(Stored data)

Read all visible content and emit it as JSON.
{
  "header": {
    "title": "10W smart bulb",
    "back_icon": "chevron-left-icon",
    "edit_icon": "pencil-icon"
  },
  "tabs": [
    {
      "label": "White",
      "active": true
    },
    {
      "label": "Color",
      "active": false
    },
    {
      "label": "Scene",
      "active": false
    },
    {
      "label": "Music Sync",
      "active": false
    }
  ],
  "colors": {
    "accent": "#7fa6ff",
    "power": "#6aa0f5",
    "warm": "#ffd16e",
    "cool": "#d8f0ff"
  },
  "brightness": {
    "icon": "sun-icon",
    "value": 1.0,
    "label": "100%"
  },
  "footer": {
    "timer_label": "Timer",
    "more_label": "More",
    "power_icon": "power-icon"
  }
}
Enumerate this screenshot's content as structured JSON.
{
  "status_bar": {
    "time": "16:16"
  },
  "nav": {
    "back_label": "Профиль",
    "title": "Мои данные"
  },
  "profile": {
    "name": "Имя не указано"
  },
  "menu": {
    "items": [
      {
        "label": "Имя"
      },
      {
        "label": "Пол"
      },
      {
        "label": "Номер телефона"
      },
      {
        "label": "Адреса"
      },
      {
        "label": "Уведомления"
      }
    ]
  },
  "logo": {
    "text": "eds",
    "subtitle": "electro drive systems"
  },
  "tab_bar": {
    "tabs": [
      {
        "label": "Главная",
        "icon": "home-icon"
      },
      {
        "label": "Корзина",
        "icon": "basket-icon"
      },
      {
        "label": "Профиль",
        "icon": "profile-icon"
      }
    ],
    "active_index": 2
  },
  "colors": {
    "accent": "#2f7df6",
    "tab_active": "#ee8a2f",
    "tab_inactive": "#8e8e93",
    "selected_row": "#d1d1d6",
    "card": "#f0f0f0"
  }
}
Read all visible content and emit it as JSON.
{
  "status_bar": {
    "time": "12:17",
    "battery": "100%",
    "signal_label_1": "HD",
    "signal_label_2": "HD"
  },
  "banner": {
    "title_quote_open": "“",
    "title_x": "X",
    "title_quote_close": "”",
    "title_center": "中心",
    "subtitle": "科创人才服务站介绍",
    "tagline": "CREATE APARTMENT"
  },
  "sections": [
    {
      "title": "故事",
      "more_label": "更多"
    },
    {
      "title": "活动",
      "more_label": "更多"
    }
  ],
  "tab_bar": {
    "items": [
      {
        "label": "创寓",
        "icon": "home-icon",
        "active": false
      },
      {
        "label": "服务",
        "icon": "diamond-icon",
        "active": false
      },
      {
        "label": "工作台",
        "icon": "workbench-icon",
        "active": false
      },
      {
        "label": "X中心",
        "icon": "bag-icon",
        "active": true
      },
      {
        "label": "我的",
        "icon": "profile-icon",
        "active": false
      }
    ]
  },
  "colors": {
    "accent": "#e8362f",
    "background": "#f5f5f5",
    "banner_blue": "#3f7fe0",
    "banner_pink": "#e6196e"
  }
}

▶ [Work instructions]
Retype every entry above, word for word.

▶ [Answer below]
Read all visible content and emit it as JSON.
{
  "header": {
    "title": "10W smart bulb",
    "back_icon": "chevron-left-icon",
    "edit_icon": "pencil-icon"
  },
  "tabs": [
    {
      "label": "White",
      "active": true
    },
    {
      "label": "Color",
      "active": false
    },
    {
      "label": "Scene",
      "active": false
    },
    {
      "label": "Music Sync",
      "active": false
    }
  ],
  "colors": {
    "accent": "#7fa6ff",
    "power": "#6aa0f5",
    "warm": "#ffd16e",
    "cool": "#d8f0ff"
  },
  "brightness": {
    "icon": "sun-icon",
    "value": 1.0,
    "label": "100%"
  },
  "footer": {
    "timer_label": "Timer",
    "more_label": "More",
    "power_icon": "power-icon"
  }
}
Enumerate this screenshot's content as structured JSON.
{
  "status_bar": {
    "time": "16:16"
  },
  "nav": {
    "back_label": "Профиль",
    "title": "Мои данные"
  },
  "profile": {
    "name": "Имя не указано"
  },
  "menu": {
    "items": [
      {
        "label": "Имя"
      },
      {
        "label": "Пол"
      },
      {
        "label": "Номер телефона"
      },
      {
        "label": "Адреса"
      },
      {
        "label": "Уведомления"
      }
    ]
  },
  "logo": {
    "text": "eds",
    "subtitle": "electro drive systems"
  },
  "tab_bar": {
    "tabs": [
      {
        "label": "Главная",
        "icon": "home-icon"
      },
      {
        "label": "Корзина",
        "icon": "basket-icon"
      },
      {
        "label": "Профиль",
        "icon": "profile-icon"
      }
    ],
    "active_index": 2
  },
  "colors": {
    "accent": "#2f7df6",
    "tab_active": "#ee8a2f",
    "tab_inactive": "#8e8e93",
    "selected_row": "#d1d1d6",
    "card": "#f0f0f0"
  }
}
Read all visible content and emit it as JSON.
{
  "status_bar": {
    "time": "12:17",
    "battery": "100%",
    "signal_label_1": "HD",
    "signal_label_2": "HD"
  },
  "banner": {
    "title_quote_open": "“",
    "title_x": "X",
    "title_quote_close": "”",
    "title_center": "中心",
    "subtitle": "科创人才服务站介绍",
    "tagline": "CREATE APARTMENT"
  },
  "sections": [
    {
      "title": "故事",
      "more_label": "更多"
    },
    {
      "title": "活动",
      "more_label": "更多"
    }
  ],
  "tab_bar": {
    "items": [
      {
        "label": "创寓",
        "icon": "home-icon",
        "active": false
      },
      {
        "label": "服务",
        "icon": "diamond-icon",
        "active": false
      },
      {
        "label": "工作台",
        "icon": "workbench-icon",
        "active": false
      },
      {
        "label": "X中心",
        "icon": "bag-icon",
        "active": true
      },
      {
        "label": "我的",
        "icon": "profile-icon",
        "active": false
      }
    ]
  },
  "colors": {
    "accent": "#e8362f",
    "background": "#f5f5f5",
    "banner_blue": "#3f7fe0",
    "banner_pink": "#e6196e"
  }
}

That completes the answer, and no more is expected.